* Set exercise
Within the material below, find each line bearing the word "luces" and present it.

* Available data
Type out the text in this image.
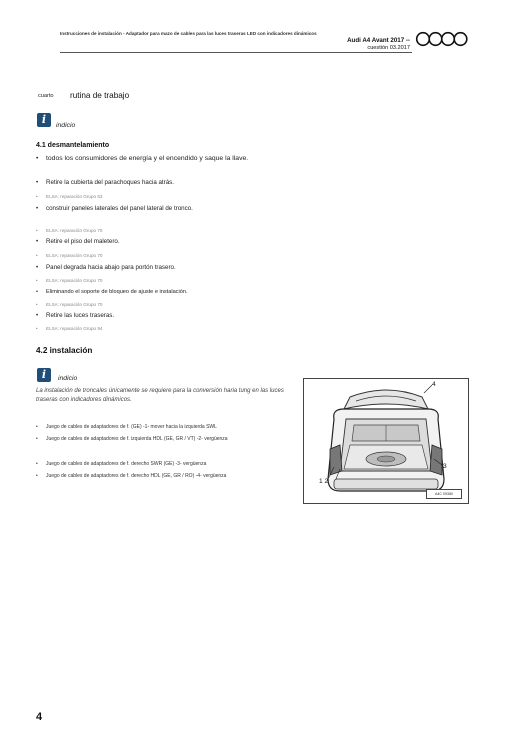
Instrucciones de instalación - Adaptador para mazo de cables para las luces traseras LED con indicadores dinámicos
Audi A4 Avant 2017 --
cuestión 03.2017
cuarto rutina de trabajo
i	indicio
4.1 desmantelamiento
• todos los consumidores de energía y el encendido y saque la llave.
• Retire la cubierta del parachoques hacia atrás.
• ELSA: reparación Grupo 63
• construir paneles laterales del panel lateral de tronco.
• ELSA: reparación Grupo 70
• Retire el piso del maletero.
• ELSA: reparación Grupo 70
• Panel degrada hacia abajo para portón trasero.
• ELSA: reparación Grupo 70
• Eliminando el soporte de bloqueo de ajuste e instalación.
• ELSA: reparación Grupo 70
• Retire las luces traseras.
• ELSA: reparación Grupo 94
4.2 instalación
i	indicio
La instalación de troncales únicamente se requiere para la conversión haria tung en las luces traseras con indicadores dinámicos.
• Juego de cables de adaptadores de f. (GE) -1- mover hacia la izquierda SWL
• Juego de cables de adaptadores de f. izquierda HDL (GE, GR / VT) -2- vergüenza
• Juego de cables de adaptadores de f. derecho SWR (GE) -3- vergüenza
• Juego de cables de adaptadores de f. derecho HDL (GE, GR / RO) -4- vergüenza
4
3
1 2
A4C 09380
4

* Solution below
Instrucciones de instalación - Adaptador para mazo de cables para las luces traseras LED con indicadores dinámicos
• Retire las luces traseras.
La instalación de troncales únicamente se requiere para la conversión haria tung en las luces traseras con indicadores dinámicos.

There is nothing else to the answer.